Extracted records =>
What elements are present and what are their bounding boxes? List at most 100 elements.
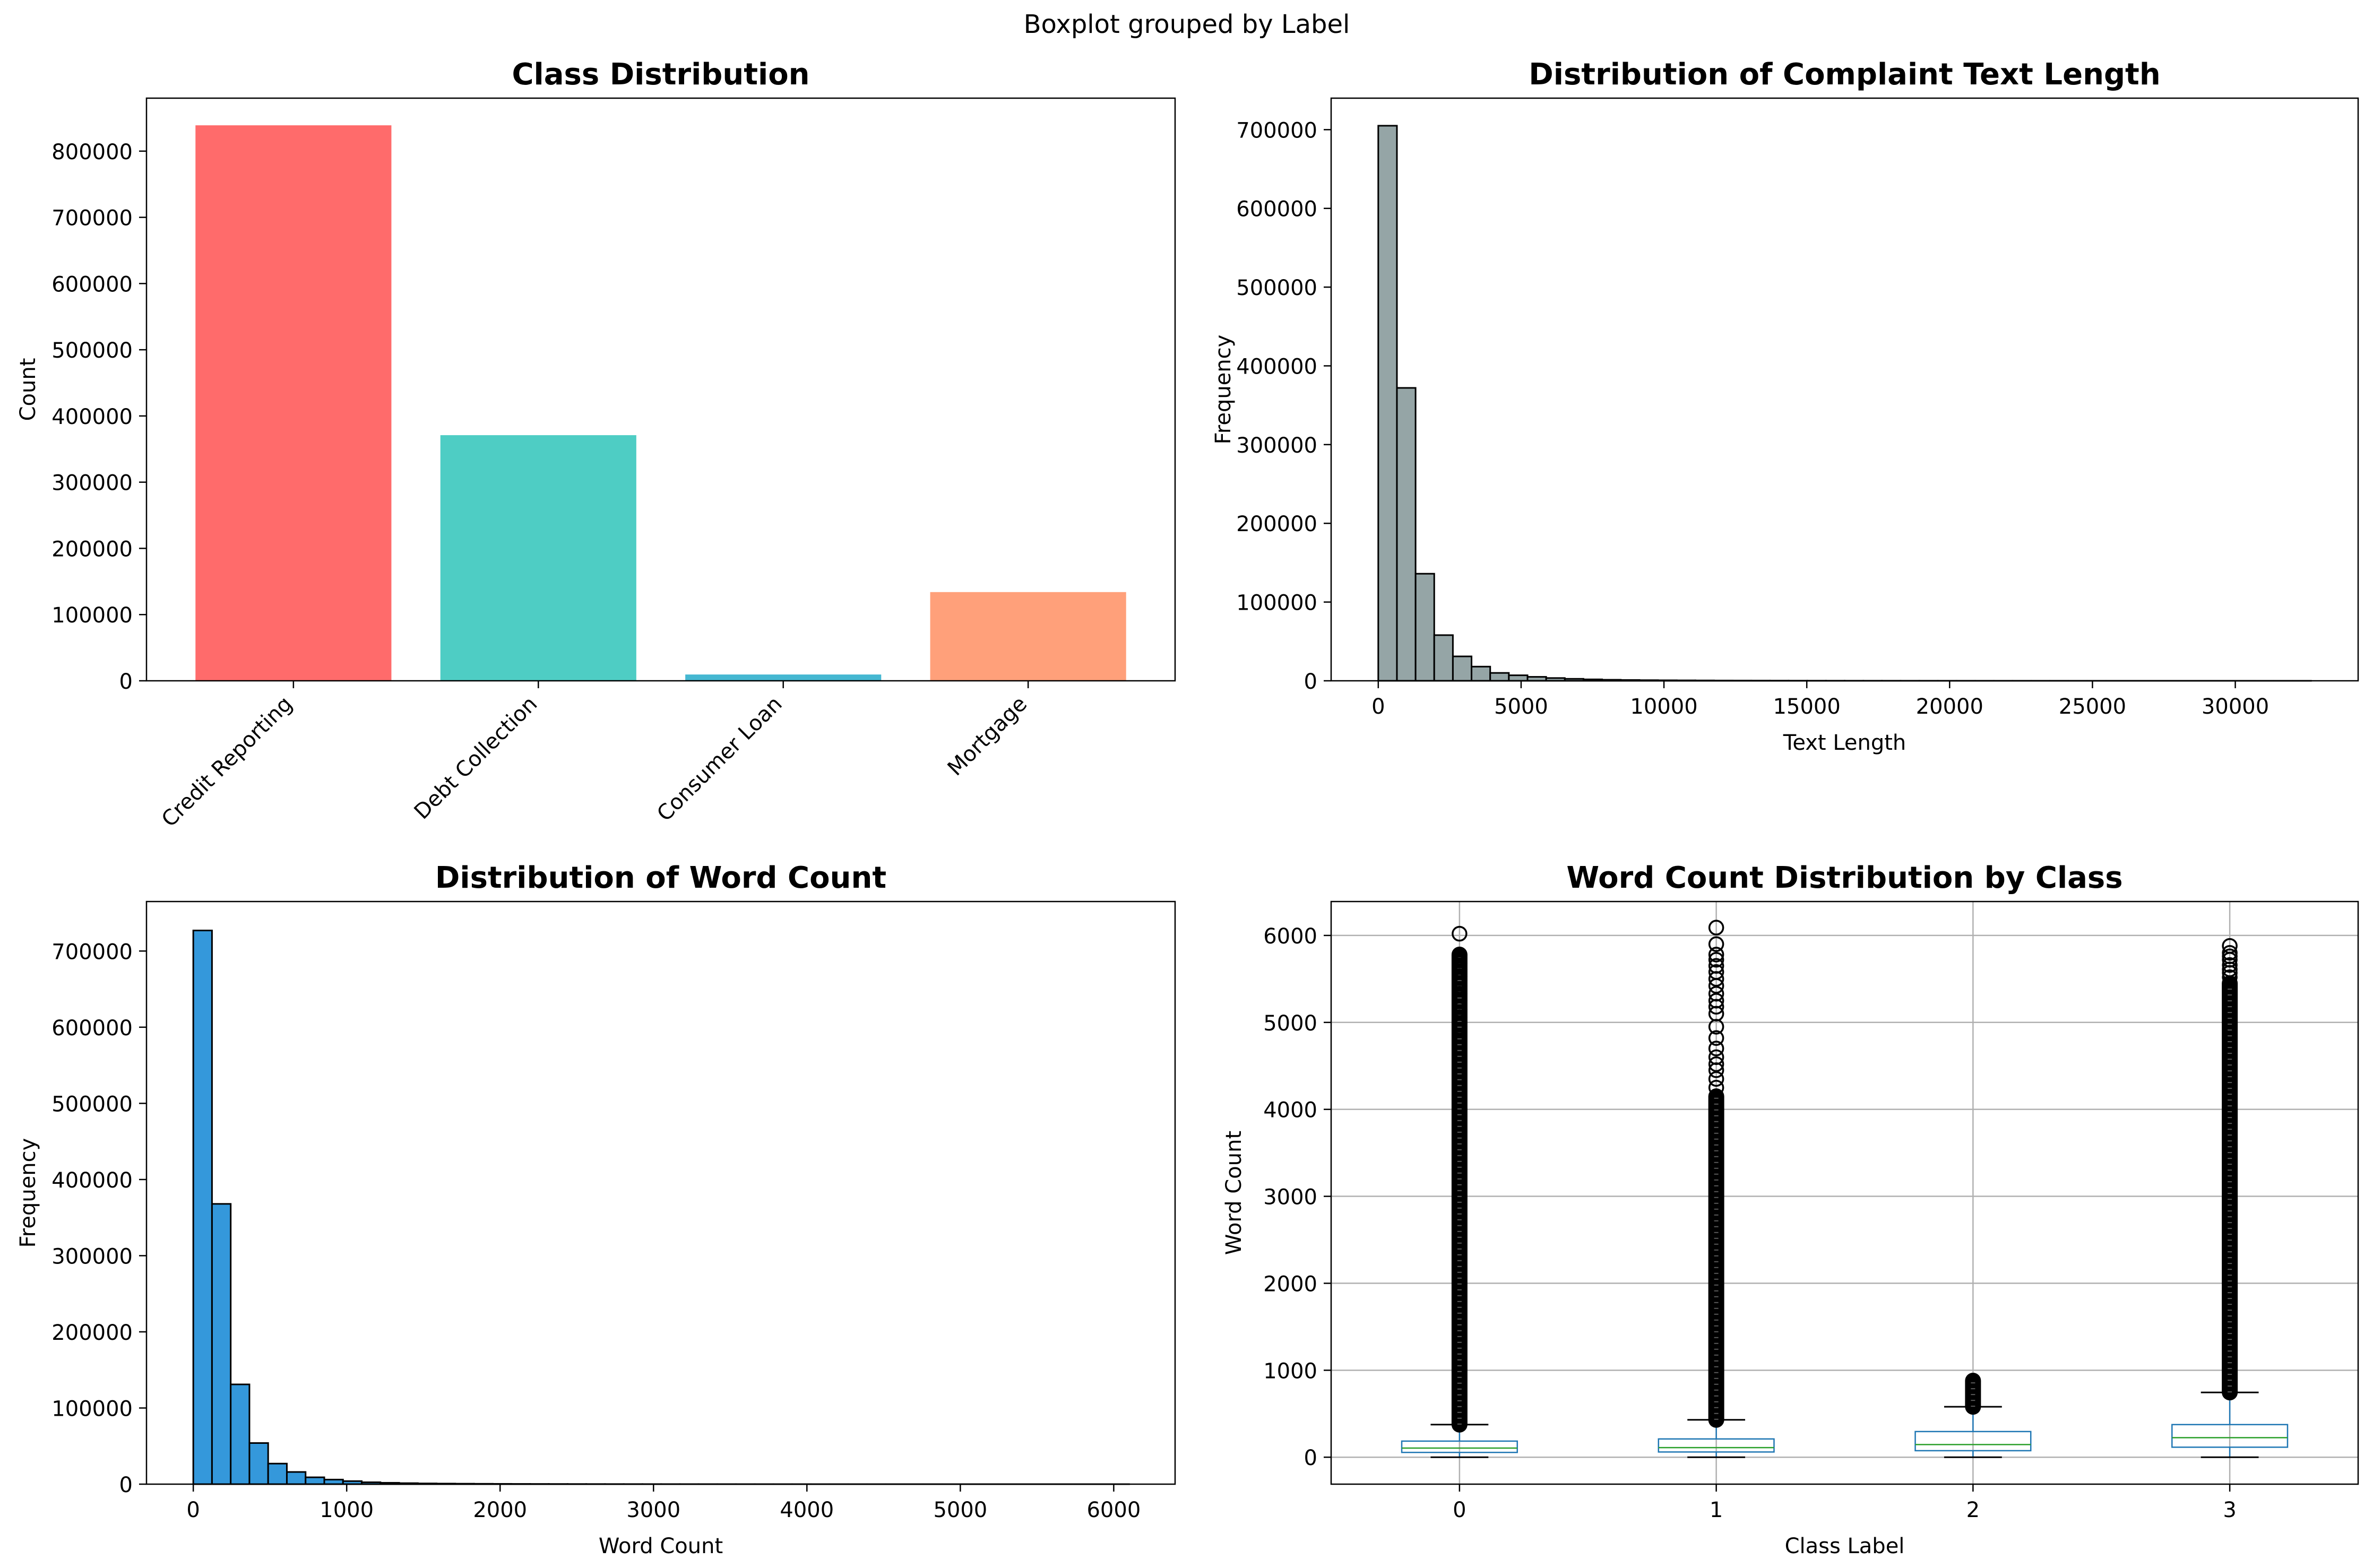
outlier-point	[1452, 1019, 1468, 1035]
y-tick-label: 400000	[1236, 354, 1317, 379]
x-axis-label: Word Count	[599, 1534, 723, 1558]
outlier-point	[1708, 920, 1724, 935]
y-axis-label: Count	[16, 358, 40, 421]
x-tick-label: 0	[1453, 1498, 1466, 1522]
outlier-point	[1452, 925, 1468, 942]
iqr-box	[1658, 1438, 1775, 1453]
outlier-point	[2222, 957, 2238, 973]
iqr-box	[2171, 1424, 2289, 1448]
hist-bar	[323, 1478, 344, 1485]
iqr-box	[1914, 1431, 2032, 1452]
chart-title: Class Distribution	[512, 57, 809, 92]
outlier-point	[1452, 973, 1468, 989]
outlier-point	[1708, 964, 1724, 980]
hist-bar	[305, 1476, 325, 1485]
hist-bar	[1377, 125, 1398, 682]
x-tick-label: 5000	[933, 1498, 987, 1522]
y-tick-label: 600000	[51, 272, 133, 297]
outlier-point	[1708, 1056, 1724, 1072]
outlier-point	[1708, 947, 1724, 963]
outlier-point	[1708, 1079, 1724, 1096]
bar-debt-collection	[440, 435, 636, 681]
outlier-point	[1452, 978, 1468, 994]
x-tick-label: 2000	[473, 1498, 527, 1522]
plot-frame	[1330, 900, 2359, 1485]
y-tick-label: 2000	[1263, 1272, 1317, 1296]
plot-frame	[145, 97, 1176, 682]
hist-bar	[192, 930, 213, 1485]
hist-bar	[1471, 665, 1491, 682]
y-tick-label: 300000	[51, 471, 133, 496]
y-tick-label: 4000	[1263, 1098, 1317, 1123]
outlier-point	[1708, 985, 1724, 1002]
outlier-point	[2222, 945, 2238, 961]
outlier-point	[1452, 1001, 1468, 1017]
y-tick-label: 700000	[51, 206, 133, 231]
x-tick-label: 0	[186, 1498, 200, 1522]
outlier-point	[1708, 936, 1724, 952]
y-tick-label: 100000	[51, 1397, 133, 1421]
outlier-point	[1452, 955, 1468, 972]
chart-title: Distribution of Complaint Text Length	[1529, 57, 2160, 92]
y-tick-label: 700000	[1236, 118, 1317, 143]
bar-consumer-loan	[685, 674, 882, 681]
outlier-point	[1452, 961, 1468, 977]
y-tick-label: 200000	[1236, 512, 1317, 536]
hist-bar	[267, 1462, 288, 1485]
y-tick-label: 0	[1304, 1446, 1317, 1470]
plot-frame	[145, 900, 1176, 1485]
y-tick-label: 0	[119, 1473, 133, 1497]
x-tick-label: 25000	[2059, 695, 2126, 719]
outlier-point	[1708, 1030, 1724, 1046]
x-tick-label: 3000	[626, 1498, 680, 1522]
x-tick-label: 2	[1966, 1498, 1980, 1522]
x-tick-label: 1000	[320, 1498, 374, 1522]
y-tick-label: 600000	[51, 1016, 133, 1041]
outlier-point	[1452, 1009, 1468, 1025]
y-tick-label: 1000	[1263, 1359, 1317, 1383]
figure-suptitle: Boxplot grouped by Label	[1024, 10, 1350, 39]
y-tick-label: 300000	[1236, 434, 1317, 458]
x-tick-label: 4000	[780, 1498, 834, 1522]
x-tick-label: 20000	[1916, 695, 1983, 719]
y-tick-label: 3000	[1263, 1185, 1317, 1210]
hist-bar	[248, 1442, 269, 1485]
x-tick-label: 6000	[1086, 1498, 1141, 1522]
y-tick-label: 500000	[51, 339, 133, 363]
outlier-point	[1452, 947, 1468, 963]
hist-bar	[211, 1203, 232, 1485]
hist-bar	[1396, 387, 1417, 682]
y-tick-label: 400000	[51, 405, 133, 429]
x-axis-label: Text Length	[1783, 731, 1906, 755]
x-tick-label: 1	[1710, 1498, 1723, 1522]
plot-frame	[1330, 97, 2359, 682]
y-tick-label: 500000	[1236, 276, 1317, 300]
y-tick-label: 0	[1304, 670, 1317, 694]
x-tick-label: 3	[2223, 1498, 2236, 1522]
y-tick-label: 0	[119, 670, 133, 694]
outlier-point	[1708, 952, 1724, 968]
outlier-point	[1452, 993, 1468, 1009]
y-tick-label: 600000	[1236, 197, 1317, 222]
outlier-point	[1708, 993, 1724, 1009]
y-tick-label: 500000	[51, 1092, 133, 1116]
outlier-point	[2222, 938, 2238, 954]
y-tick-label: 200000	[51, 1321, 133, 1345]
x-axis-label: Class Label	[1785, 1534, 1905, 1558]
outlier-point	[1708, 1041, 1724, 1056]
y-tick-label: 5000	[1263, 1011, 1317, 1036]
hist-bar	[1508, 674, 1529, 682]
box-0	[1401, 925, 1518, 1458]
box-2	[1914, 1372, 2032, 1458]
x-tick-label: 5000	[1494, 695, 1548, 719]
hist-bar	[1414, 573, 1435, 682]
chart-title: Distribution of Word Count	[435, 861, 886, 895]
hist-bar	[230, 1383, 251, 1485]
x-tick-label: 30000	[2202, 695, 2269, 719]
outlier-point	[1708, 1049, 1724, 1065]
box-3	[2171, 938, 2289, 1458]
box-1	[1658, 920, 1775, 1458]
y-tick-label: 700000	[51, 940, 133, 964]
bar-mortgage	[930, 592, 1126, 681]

Problem to solve => Reproduce the listing above word for word, from its first line to its last, and leave out the picture.

Exercise solution =>
What elements are present and what are their bounding boxes? List at most 100 elements.
outlier-point	[1452, 1019, 1468, 1035]
y-tick-label: 400000	[1236, 354, 1317, 379]
x-axis-label: Word Count	[599, 1534, 723, 1558]
outlier-point	[1708, 920, 1724, 935]
y-axis-label: Count	[16, 358, 40, 421]
x-tick-label: 0	[1453, 1498, 1466, 1522]
outlier-point	[1452, 925, 1468, 942]
iqr-box	[1658, 1438, 1775, 1453]
outlier-point	[2222, 957, 2238, 973]
iqr-box	[2171, 1424, 2289, 1448]
hist-bar	[323, 1478, 344, 1485]
iqr-box	[1914, 1431, 2032, 1452]
chart-title: Class Distribution	[512, 57, 809, 92]
outlier-point	[1452, 973, 1468, 989]
outlier-point	[1708, 964, 1724, 980]
hist-bar	[305, 1476, 325, 1485]
hist-bar	[1377, 125, 1398, 682]
x-tick-label: 5000	[933, 1498, 987, 1522]
y-tick-label: 600000	[51, 272, 133, 297]
outlier-point	[1708, 1056, 1724, 1072]
outlier-point	[1708, 947, 1724, 963]
outlier-point	[1708, 1079, 1724, 1096]
bar-debt-collection	[440, 435, 636, 681]
outlier-point	[1452, 978, 1468, 994]
x-tick-label: 2000	[473, 1498, 527, 1522]
plot-frame	[1330, 900, 2359, 1485]
y-tick-label: 2000	[1263, 1272, 1317, 1296]
plot-frame	[145, 97, 1176, 682]
hist-bar	[192, 930, 213, 1485]
hist-bar	[1471, 665, 1491, 682]
y-tick-label: 300000	[51, 471, 133, 496]
y-tick-label: 4000	[1263, 1098, 1317, 1123]
outlier-point	[1708, 985, 1724, 1002]
outlier-point	[2222, 945, 2238, 961]
outlier-point	[1452, 1001, 1468, 1017]
y-tick-label: 700000	[51, 206, 133, 231]
x-tick-label: 0	[186, 1498, 200, 1522]
outlier-point	[1708, 936, 1724, 952]
y-tick-label: 100000	[51, 1397, 133, 1421]
outlier-point	[1452, 955, 1468, 972]
chart-title: Distribution of Complaint Text Length	[1529, 57, 2160, 92]
y-tick-label: 700000	[1236, 118, 1317, 143]
bar-consumer-loan	[685, 674, 882, 681]
outlier-point	[1452, 961, 1468, 977]
y-tick-label: 200000	[1236, 512, 1317, 536]
hist-bar	[267, 1462, 288, 1485]
y-tick-label: 0	[1304, 1446, 1317, 1470]
plot-frame	[145, 900, 1176, 1485]
y-tick-label: 0	[119, 1473, 133, 1497]
x-tick-label: 25000	[2059, 695, 2126, 719]
outlier-point	[1708, 1030, 1724, 1046]
x-tick-label: 3000	[626, 1498, 680, 1522]
x-tick-label: 2	[1966, 1498, 1980, 1522]
x-tick-label: 1000	[320, 1498, 374, 1522]
y-tick-label: 600000	[51, 1016, 133, 1041]
outlier-point	[1452, 1009, 1468, 1025]
y-tick-label: 1000	[1263, 1359, 1317, 1383]
figure-suptitle: Boxplot grouped by Label	[1024, 10, 1350, 39]
y-tick-label: 300000	[1236, 434, 1317, 458]
x-tick-label: 4000	[780, 1498, 834, 1522]
x-tick-label: 20000	[1916, 695, 1983, 719]
y-tick-label: 3000	[1263, 1185, 1317, 1210]
hist-bar	[248, 1442, 269, 1485]
x-tick-label: 6000	[1086, 1498, 1141, 1522]
y-tick-label: 500000	[51, 339, 133, 363]
outlier-point	[1452, 947, 1468, 963]
hist-bar	[211, 1203, 232, 1485]
hist-bar	[1396, 387, 1417, 682]
y-tick-label: 400000	[51, 405, 133, 429]
x-axis-label: Text Length	[1783, 731, 1906, 755]
x-tick-label: 1	[1710, 1498, 1723, 1522]
plot-frame	[1330, 97, 2359, 682]
y-tick-label: 500000	[1236, 276, 1317, 300]
y-tick-label: 0	[1304, 670, 1317, 694]
x-tick-label: 3	[2223, 1498, 2236, 1522]
y-tick-label: 0	[119, 670, 133, 694]
outlier-point	[1708, 952, 1724, 968]
outlier-point	[1452, 993, 1468, 1009]
y-tick-label: 600000	[1236, 197, 1317, 222]
outlier-point	[1708, 993, 1724, 1009]
y-tick-label: 500000	[51, 1092, 133, 1116]
outlier-point	[2222, 938, 2238, 954]
y-tick-label: 200000	[51, 1321, 133, 1345]
x-axis-label: Class Label	[1785, 1534, 1905, 1558]
outlier-point	[1708, 1041, 1724, 1056]
y-tick-label: 5000	[1263, 1011, 1317, 1036]
hist-bar	[1508, 674, 1529, 682]
box-0	[1401, 925, 1518, 1458]
box-2	[1914, 1372, 2032, 1458]
x-tick-label: 5000	[1494, 695, 1548, 719]
hist-bar	[1414, 573, 1435, 682]
chart-title: Distribution of Word Count	[435, 861, 886, 895]
hist-bar	[230, 1383, 251, 1485]
x-tick-label: 30000	[2202, 695, 2269, 719]
outlier-point	[1708, 1049, 1724, 1065]
box-3	[2171, 938, 2289, 1458]
box-1	[1658, 920, 1775, 1458]
y-tick-label: 700000	[51, 940, 133, 964]
bar-mortgage	[930, 592, 1126, 681]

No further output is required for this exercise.